◆ Raw data

*-*-*

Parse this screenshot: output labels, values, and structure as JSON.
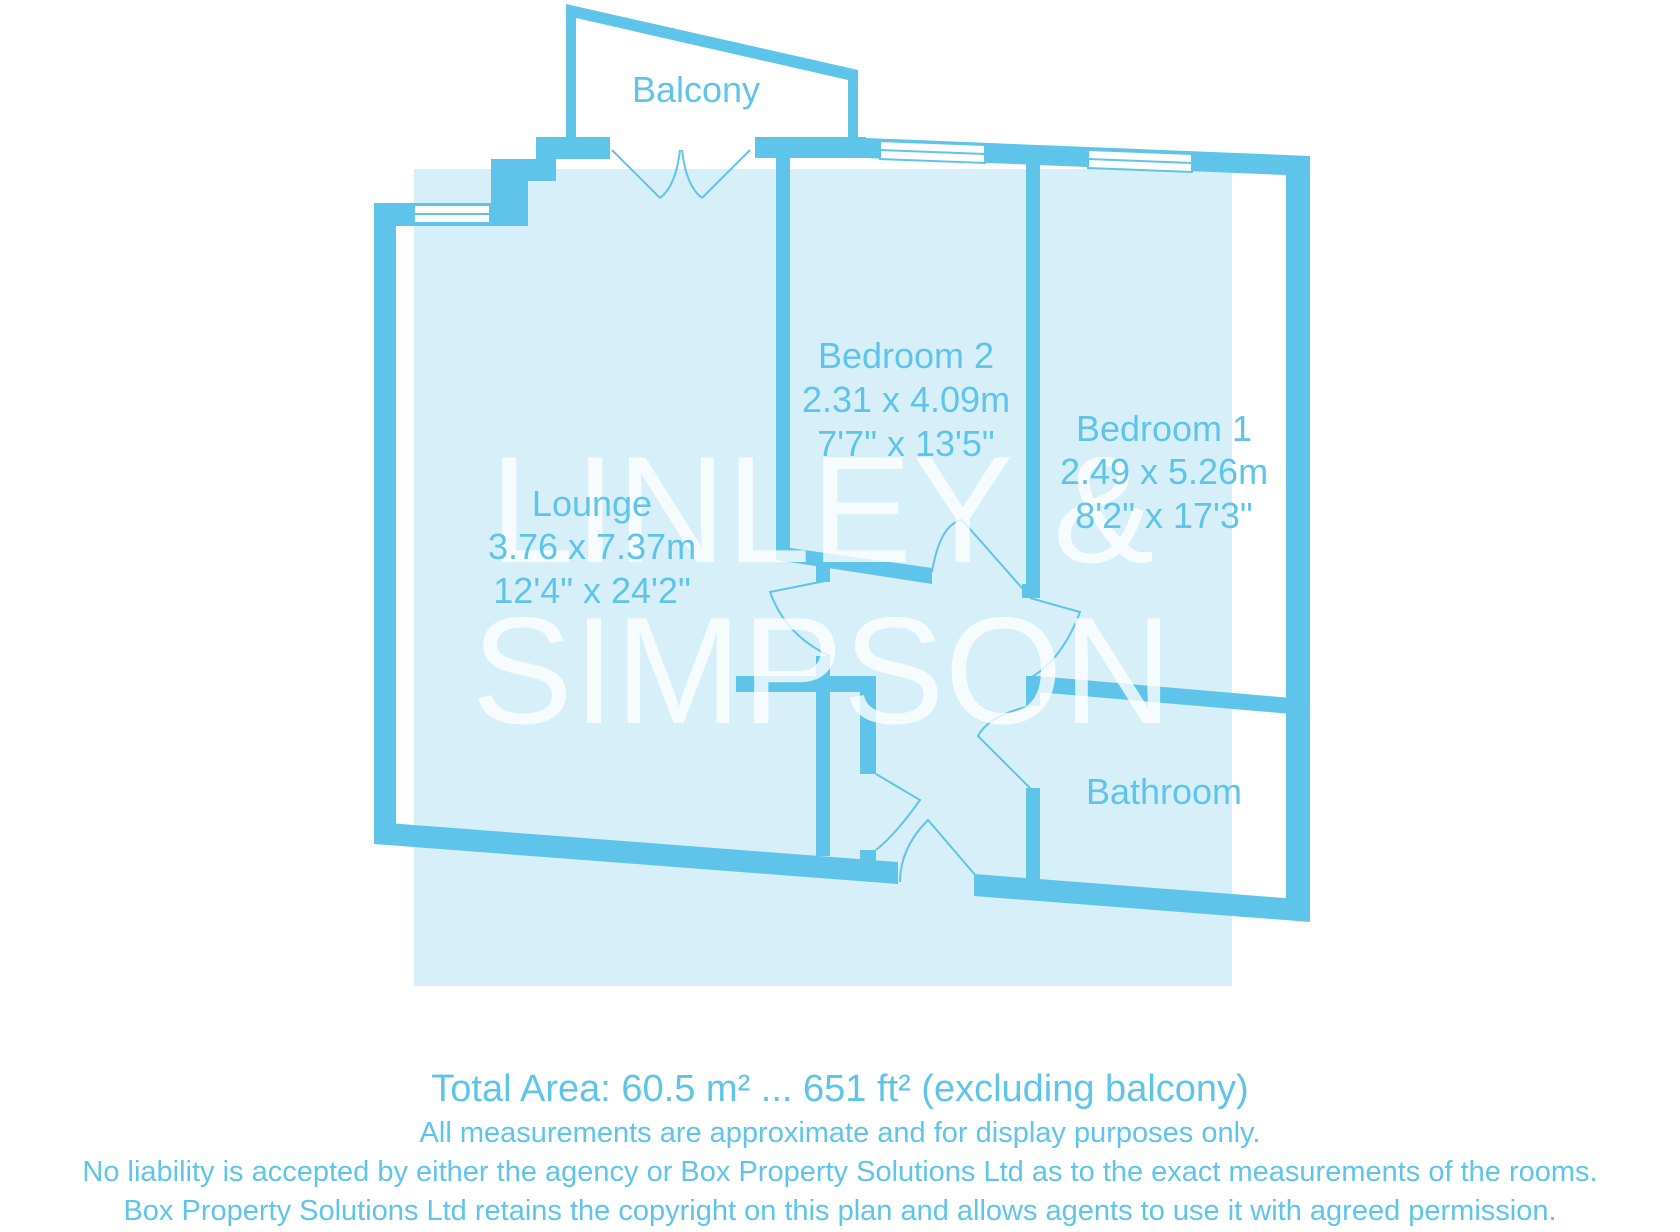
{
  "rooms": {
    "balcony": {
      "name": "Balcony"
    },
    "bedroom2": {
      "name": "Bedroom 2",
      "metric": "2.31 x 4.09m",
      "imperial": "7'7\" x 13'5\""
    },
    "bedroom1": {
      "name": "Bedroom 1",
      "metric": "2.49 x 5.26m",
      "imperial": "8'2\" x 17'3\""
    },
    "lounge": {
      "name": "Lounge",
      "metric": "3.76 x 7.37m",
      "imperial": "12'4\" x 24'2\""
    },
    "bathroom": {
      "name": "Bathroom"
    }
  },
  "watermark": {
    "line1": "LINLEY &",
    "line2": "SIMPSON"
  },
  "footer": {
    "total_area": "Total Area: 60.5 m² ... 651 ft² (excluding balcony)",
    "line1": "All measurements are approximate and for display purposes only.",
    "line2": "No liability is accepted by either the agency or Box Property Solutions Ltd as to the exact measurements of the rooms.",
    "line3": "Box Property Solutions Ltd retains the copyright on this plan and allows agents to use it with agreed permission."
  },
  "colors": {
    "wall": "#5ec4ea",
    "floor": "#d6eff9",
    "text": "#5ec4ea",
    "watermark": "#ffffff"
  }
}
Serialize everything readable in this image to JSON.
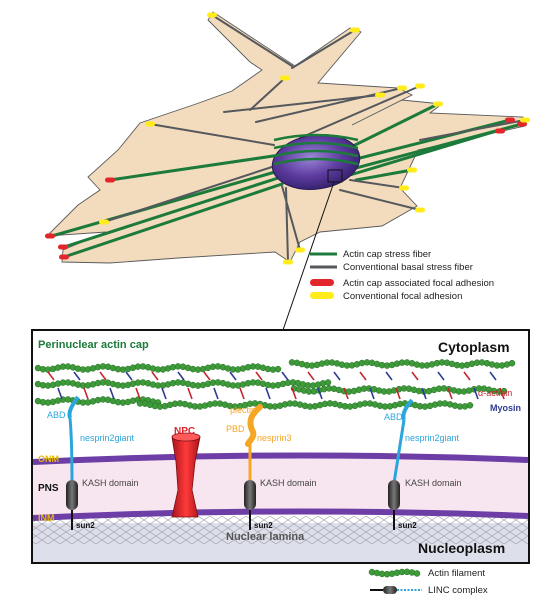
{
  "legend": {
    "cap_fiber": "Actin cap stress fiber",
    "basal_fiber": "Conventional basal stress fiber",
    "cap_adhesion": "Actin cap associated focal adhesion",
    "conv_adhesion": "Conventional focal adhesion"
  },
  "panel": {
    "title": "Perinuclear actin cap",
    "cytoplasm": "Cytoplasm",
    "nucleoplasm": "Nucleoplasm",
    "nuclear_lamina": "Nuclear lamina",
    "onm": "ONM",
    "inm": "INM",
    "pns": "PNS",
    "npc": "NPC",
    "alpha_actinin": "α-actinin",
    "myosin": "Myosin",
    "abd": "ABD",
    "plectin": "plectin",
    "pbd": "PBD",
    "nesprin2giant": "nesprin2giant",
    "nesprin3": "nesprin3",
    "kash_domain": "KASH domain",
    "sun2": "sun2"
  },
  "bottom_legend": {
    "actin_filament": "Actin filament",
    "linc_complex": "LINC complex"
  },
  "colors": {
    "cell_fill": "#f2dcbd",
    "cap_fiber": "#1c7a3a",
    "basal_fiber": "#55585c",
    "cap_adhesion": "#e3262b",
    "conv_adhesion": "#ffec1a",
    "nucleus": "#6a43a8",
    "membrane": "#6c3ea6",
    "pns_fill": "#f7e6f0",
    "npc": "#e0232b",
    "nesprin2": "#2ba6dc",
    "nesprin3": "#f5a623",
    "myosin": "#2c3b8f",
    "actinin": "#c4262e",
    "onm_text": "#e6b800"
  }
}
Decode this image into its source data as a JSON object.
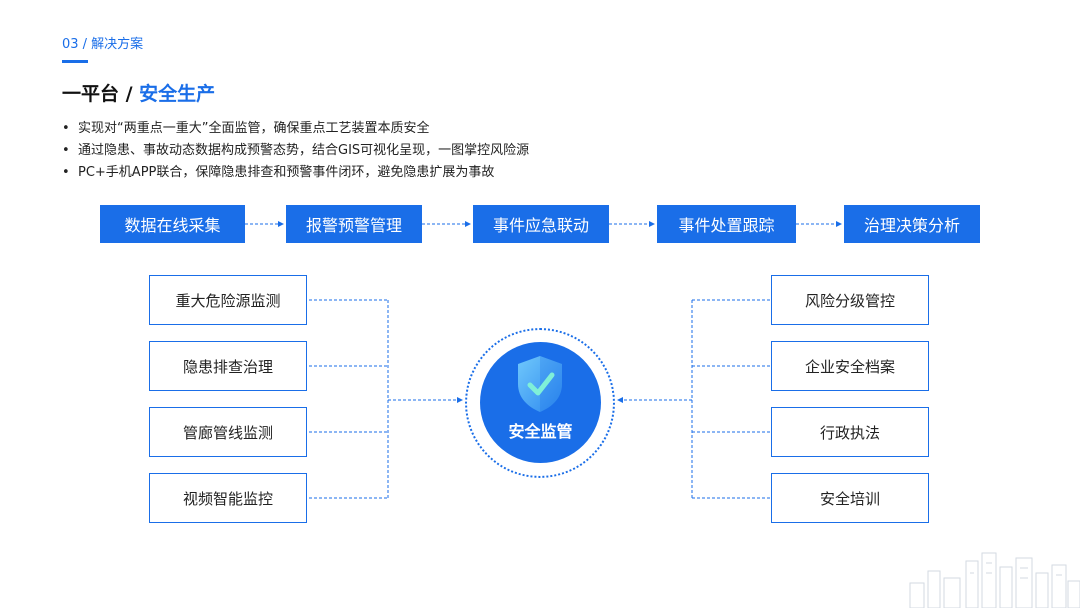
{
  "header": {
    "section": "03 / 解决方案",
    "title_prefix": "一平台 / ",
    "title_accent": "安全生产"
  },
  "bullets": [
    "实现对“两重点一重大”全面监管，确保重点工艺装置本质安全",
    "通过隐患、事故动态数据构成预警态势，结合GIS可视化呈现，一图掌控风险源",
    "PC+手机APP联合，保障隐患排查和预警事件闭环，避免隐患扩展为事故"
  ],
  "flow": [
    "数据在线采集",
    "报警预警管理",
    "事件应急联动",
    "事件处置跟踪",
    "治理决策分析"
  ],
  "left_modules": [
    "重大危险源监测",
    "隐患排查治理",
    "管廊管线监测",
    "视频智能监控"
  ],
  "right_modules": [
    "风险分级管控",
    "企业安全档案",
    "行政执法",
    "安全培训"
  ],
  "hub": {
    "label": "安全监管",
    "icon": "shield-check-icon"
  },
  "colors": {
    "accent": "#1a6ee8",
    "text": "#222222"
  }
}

*-*-*

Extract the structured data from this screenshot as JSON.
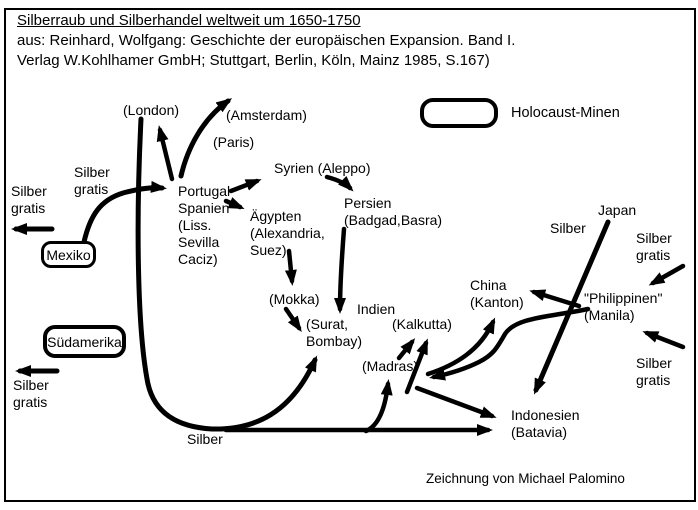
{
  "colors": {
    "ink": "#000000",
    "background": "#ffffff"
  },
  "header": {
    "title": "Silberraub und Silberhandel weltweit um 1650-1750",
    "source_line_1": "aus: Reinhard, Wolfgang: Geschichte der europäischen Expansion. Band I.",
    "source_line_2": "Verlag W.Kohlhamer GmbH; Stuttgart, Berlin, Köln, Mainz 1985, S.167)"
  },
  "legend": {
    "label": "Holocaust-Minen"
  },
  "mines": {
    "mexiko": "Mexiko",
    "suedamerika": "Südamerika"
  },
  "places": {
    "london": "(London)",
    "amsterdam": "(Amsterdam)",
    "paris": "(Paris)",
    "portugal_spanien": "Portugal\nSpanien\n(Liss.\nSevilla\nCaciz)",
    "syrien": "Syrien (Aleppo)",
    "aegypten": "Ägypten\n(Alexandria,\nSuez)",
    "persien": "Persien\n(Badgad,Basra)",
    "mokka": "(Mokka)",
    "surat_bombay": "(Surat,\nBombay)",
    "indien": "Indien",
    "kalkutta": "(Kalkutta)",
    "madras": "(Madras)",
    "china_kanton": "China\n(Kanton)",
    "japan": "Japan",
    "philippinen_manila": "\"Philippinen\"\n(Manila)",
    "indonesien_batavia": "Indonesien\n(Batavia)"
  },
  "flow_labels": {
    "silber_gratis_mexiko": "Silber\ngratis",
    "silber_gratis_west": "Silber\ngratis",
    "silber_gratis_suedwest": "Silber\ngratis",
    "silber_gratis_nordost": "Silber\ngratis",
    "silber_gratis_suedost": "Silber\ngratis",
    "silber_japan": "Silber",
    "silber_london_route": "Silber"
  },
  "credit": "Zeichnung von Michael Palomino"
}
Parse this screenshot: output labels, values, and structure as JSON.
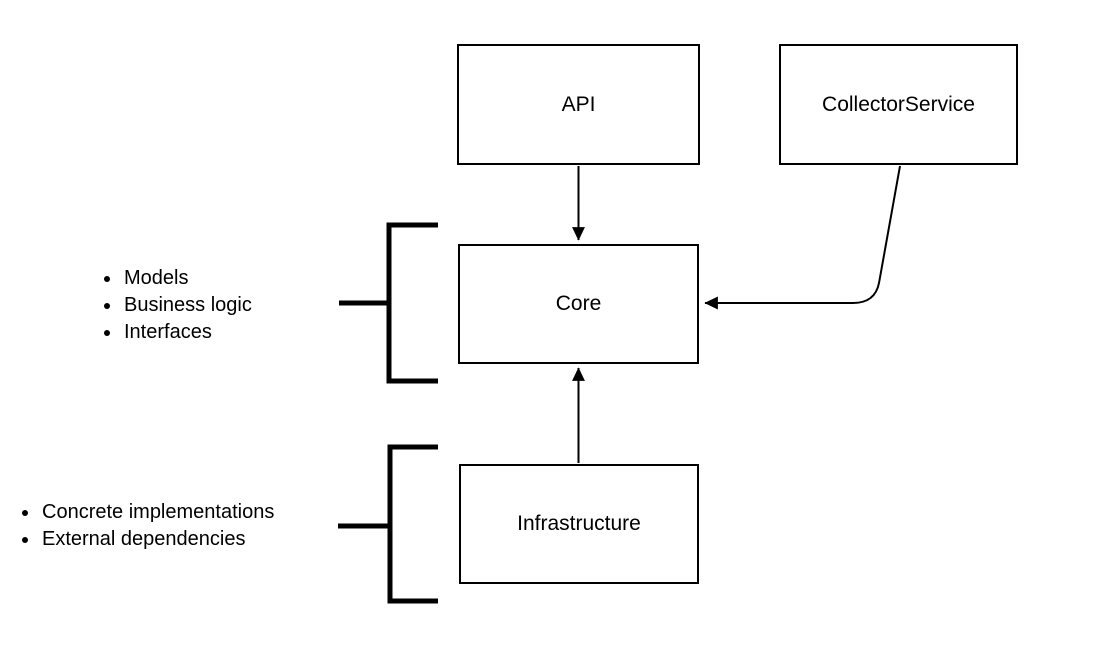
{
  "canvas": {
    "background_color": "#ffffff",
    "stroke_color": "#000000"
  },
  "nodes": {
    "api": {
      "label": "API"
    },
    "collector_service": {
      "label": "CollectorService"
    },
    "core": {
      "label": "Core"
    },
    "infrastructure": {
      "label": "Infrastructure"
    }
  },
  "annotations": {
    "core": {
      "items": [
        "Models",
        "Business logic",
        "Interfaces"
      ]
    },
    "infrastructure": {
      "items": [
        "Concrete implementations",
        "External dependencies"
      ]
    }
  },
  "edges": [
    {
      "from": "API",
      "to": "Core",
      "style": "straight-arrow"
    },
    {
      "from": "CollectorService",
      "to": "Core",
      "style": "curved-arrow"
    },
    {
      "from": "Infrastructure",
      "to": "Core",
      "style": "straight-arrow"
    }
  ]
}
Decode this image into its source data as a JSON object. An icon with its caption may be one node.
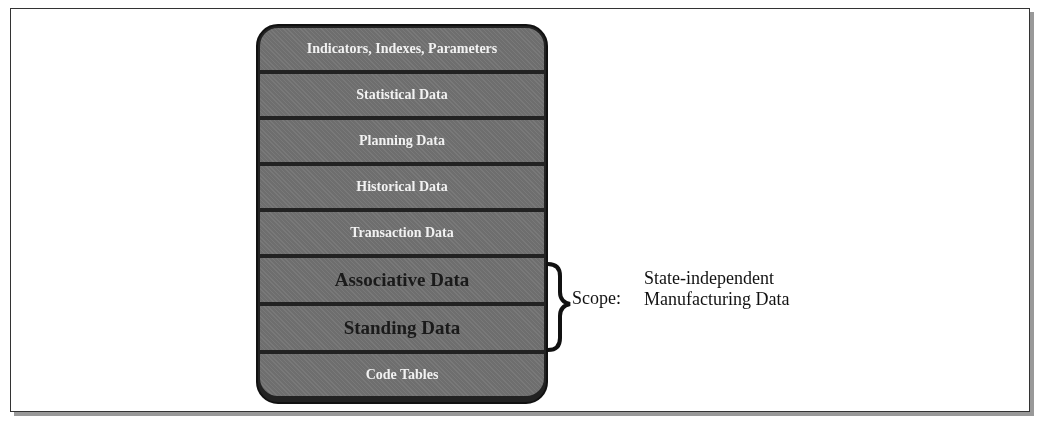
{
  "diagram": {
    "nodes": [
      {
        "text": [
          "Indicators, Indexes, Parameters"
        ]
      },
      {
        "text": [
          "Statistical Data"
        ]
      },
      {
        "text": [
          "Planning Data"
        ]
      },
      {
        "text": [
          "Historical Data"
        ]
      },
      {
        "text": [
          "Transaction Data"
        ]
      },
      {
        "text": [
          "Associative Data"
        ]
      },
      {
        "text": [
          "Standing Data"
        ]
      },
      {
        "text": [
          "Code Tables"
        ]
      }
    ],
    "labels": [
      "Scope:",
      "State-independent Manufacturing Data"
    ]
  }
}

*-*-*

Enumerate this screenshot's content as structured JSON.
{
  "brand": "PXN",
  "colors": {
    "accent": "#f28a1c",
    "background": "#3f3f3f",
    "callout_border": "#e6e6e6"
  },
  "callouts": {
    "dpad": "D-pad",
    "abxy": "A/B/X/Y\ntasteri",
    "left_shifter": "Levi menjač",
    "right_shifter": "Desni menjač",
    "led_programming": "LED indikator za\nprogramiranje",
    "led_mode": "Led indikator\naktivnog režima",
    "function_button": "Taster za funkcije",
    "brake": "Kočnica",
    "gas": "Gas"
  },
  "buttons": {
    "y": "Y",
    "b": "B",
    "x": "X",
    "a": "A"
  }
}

*-*-*

◆ Your objective
Go through the listing above and report how many of its lines contain the word "ngratis", with only the number as output.

◆ Result of the task
5